▶ [Obiettivo]: Ricopia fedelmente dal testo sul caporalato nella moda il passo che va da "Il genio del" fino a "e diritti scomparsi.".

▶ [Testo mostrato]:
┄┄┄┄┄┄
Il genio del male è tutto politico: cancellare la responsabilità dei committenti, così che chi ordina mille borse possa dormire tranquillo anche se mille schiene restano piegate. Il governo si è fatto stilista del caporalato. Taglia, cuce e rifinisce la legge a misura di privilegio. L’artigianato legislativo lavora al contrario: protegge i forti, lucida l’ingiustizia e la chiama competitività.
L’industria applaude, i manager sospirano di sollievo e intanto gli operai spariscono come cuciture interne, indispensabili ma da non vedere. Si scrive filiera, ma si legge catena. D’oro per chi ordina, di ferro per chi subisce. Le passerelle scintillano, però dietro il velluto si muovono ombre stanche, mani screpolate e diritti scomparsi.
C’è chi chiama tutto questo “libertà d’impresa”. Certo, la libertà di usare il talento altrui come materiale di consumo. È la moda della deregolazione, dove la morale è fuori collezione e la dignità non trova sponsor. L’importante è che la luce dei riflettori copra ogni difetto di piega.
Così il Made in Italy diventa la divisa dell’indifferenza nazionale: elegante, costosa e macchiata. Si vende bene all’estero, finché nessuno guarda l’etichetta. Ma basta rovesciarla, per leggere l’unica verità cucita a sangue: “Lavare a mano, sfruttare a macchina”.
┄┄┄┄┄┄
[Record estratti]
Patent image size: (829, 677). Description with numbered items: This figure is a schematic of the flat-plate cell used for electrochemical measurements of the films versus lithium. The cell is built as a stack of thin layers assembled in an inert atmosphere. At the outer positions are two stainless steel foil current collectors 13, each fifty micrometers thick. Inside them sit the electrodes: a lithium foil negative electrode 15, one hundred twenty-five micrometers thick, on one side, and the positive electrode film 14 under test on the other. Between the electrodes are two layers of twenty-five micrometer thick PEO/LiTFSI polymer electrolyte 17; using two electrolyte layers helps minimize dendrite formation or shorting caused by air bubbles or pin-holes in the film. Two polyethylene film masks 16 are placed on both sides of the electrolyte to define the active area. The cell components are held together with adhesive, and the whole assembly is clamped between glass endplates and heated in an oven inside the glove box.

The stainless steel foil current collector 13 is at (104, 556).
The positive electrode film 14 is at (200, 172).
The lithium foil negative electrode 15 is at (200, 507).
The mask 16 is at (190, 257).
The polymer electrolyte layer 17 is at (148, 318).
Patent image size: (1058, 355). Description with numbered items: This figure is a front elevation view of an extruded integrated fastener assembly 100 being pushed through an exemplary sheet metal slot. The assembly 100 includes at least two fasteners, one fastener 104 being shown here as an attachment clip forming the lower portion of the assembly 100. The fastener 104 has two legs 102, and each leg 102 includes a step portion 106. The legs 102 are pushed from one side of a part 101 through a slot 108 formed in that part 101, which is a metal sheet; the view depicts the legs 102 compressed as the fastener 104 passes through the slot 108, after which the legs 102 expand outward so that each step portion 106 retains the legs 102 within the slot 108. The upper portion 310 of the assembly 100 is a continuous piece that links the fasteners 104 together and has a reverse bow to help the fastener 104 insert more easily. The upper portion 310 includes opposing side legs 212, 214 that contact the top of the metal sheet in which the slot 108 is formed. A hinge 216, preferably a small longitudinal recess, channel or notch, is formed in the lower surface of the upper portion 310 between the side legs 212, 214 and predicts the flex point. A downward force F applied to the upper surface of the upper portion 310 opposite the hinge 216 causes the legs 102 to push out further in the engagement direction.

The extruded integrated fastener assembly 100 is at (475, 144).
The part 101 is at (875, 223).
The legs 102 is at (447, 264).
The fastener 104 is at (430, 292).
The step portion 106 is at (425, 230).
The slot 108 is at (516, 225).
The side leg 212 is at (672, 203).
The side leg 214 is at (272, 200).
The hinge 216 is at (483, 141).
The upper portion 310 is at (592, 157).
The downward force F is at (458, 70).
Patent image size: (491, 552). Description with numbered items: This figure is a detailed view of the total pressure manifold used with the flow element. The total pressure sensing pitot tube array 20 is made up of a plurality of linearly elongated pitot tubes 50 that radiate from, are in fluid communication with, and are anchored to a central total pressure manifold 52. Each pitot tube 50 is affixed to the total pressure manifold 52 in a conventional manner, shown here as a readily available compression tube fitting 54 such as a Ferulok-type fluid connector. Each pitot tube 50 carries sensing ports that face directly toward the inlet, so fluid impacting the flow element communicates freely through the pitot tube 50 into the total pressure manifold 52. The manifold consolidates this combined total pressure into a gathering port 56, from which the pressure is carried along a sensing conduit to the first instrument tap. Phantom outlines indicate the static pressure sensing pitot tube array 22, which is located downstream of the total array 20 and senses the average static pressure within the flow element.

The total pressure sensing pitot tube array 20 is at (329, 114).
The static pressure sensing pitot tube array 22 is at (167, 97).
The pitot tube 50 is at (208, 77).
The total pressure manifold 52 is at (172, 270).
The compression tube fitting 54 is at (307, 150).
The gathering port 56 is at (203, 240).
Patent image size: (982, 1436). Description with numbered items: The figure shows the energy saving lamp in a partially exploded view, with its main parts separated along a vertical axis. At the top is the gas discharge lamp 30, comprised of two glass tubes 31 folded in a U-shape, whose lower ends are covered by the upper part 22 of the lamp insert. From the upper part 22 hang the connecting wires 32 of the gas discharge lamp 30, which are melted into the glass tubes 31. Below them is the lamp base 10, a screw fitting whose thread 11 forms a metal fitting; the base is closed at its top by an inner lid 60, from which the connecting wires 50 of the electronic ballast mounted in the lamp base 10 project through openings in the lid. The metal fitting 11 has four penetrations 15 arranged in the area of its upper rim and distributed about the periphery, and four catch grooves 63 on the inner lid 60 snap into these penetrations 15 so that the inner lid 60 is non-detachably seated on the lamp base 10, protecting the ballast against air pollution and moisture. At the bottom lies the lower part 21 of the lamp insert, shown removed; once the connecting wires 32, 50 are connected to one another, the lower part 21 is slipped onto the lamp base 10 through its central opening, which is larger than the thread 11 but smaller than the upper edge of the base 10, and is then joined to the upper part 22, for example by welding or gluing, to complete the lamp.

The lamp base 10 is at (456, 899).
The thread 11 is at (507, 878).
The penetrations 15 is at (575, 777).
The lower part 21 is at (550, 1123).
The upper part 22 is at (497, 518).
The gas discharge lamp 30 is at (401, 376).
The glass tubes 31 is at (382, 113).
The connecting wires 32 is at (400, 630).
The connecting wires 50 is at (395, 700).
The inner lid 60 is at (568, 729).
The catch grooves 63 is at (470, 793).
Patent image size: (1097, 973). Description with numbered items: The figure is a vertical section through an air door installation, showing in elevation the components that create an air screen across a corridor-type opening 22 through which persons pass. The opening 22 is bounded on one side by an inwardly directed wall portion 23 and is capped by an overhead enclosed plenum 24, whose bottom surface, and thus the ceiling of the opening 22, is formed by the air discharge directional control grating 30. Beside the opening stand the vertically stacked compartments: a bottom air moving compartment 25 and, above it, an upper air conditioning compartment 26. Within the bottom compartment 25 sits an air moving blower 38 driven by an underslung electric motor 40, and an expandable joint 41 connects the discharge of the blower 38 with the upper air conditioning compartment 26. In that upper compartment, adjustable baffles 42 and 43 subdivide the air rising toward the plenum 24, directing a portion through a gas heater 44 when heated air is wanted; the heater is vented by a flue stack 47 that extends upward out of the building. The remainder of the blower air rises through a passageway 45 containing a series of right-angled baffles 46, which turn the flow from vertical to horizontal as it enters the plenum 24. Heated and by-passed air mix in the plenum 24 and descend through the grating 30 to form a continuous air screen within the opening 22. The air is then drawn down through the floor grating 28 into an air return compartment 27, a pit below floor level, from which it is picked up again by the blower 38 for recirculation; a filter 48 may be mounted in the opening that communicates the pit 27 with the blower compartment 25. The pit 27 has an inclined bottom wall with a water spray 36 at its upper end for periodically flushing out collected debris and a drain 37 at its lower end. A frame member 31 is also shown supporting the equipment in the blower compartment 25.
┄┄┄┄┄┄
▶ [Risposta completa]:
Il genio del male è tutto politico: cancellare la responsabilità dei committenti, così che chi ordina mille borse possa dormire tranquillo anche se mille schiene restano piegate. Il governo si è fatto stilista del caporalato. Taglia, cuce e rifinisce la legge a misura di privilegio. L’artigianato legislativo lavora al contrario: protegge i forti, lucida l’ingiustizia e la chiama competitività.
L’industria applaude, i manager sospirano di sollievo e intanto gli operai spariscono come cuciture interne, indispensabili ma da non vedere. Si scrive filiera, ma si legge catena. D’oro per chi ordina, di ferro per chi subisce. Le passerelle scintillano, però dietro il velluto si muovono ombre stanche, mani screpolate e diritti scomparsi.